Structured figure records
------
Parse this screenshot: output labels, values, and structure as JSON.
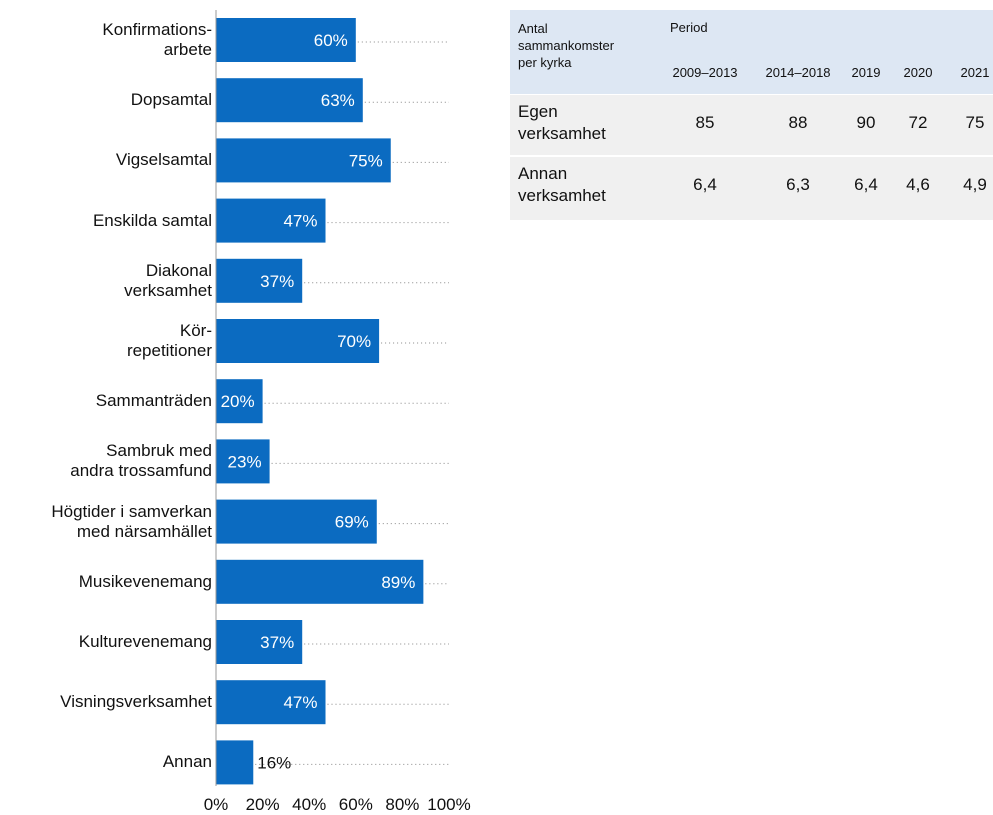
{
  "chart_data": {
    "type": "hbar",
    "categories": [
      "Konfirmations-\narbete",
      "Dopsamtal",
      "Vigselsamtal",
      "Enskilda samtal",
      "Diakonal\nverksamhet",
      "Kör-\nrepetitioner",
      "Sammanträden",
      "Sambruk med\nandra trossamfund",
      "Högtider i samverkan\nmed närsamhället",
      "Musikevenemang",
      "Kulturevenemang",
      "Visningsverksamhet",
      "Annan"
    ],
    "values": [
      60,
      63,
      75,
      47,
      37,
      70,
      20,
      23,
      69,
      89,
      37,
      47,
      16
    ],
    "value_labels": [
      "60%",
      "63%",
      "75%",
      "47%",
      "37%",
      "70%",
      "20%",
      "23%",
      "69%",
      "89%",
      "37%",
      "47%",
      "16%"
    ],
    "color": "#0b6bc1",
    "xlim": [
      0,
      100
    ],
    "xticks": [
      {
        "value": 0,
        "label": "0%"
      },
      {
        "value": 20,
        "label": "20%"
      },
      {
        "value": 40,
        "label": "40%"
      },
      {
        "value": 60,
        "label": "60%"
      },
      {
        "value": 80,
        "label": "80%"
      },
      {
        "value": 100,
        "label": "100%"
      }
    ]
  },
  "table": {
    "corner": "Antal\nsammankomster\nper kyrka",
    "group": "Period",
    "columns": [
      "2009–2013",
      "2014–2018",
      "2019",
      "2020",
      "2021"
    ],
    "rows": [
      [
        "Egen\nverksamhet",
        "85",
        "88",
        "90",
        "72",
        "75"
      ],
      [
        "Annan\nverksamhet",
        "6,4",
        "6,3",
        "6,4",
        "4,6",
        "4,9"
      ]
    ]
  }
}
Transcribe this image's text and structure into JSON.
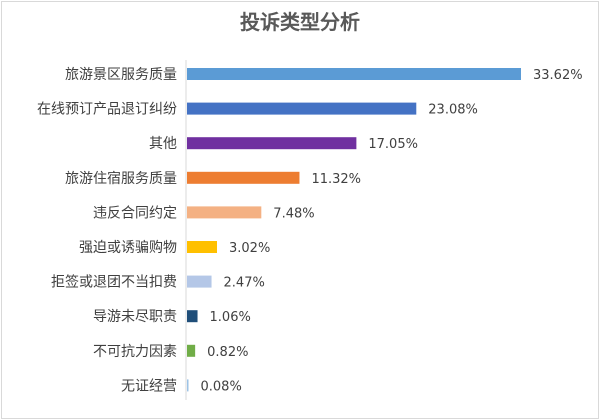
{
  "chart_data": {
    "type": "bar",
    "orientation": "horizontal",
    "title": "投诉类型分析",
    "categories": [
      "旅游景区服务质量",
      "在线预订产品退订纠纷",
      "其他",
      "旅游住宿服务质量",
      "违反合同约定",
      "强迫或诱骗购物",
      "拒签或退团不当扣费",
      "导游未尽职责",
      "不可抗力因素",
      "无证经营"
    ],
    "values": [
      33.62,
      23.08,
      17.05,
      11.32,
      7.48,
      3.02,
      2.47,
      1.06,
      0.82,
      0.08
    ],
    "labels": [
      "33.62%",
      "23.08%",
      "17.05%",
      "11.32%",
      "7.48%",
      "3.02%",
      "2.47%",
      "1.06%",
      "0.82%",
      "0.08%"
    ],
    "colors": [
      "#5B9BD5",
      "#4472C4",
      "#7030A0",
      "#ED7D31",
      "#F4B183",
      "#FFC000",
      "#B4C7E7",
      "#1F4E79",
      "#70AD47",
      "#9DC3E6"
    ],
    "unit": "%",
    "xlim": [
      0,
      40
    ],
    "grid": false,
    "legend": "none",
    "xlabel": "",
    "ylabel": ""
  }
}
------
■ The request: Repeat the records above exactly, leaving out the pictures.

■ Final result:
Parse this screenshot: output labels, values, and structure as JSON.
{
  "chart_data": {
    "type": "hbar",
    "categories": [
      "Konfirmations-\narbete",
      "Dopsamtal",
      "Vigselsamtal",
      "Enskilda samtal",
      "Diakonal\nverksamhet",
      "Kör-\nrepetitioner",
      "Sammanträden",
      "Sambruk med\nandra trossamfund",
      "Högtider i samverkan\nmed närsamhället",
      "Musikevenemang",
      "Kulturevenemang",
      "Visningsverksamhet",
      "Annan"
    ],
    "values": [
      60,
      63,
      75,
      47,
      37,
      70,
      20,
      23,
      69,
      89,
      37,
      47,
      16
    ],
    "value_labels": [
      "60%",
      "63%",
      "75%",
      "47%",
      "37%",
      "70%",
      "20%",
      "23%",
      "69%",
      "89%",
      "37%",
      "47%",
      "16%"
    ],
    "color": "#0b6bc1",
    "xlim": [
      0,
      100
    ],
    "xticks": [
      {
        "value": 0,
        "label": "0%"
      },
      {
        "value": 20,
        "label": "20%"
      },
      {
        "value": 40,
        "label": "40%"
      },
      {
        "value": 60,
        "label": "60%"
      },
      {
        "value": 80,
        "label": "80%"
      },
      {
        "value": 100,
        "label": "100%"
      }
    ]
  },
  "table": {
    "corner": "Antal\nsammankomster\nper kyrka",
    "group": "Period",
    "columns": [
      "2009–2013",
      "2014–2018",
      "2019",
      "2020",
      "2021"
    ],
    "rows": [
      [
        "Egen\nverksamhet",
        "85",
        "88",
        "90",
        "72",
        "75"
      ],
      [
        "Annan\nverksamhet",
        "6,4",
        "6,3",
        "6,4",
        "4,6",
        "4,9"
      ]
    ]
  }
}
Transcribe this image's text and structure into JSON.
{
  "chart_data": {
    "type": "bar",
    "orientation": "horizontal",
    "title": "投诉类型分析",
    "categories": [
      "旅游景区服务质量",
      "在线预订产品退订纠纷",
      "其他",
      "旅游住宿服务质量",
      "违反合同约定",
      "强迫或诱骗购物",
      "拒签或退团不当扣费",
      "导游未尽职责",
      "不可抗力因素",
      "无证经营"
    ],
    "values": [
      33.62,
      23.08,
      17.05,
      11.32,
      7.48,
      3.02,
      2.47,
      1.06,
      0.82,
      0.08
    ],
    "labels": [
      "33.62%",
      "23.08%",
      "17.05%",
      "11.32%",
      "7.48%",
      "3.02%",
      "2.47%",
      "1.06%",
      "0.82%",
      "0.08%"
    ],
    "colors": [
      "#5B9BD5",
      "#4472C4",
      "#7030A0",
      "#ED7D31",
      "#F4B183",
      "#FFC000",
      "#B4C7E7",
      "#1F4E79",
      "#70AD47",
      "#9DC3E6"
    ],
    "unit": "%",
    "xlim": [
      0,
      40
    ],
    "grid": false,
    "legend": "none",
    "xlabel": "",
    "ylabel": ""
  }
}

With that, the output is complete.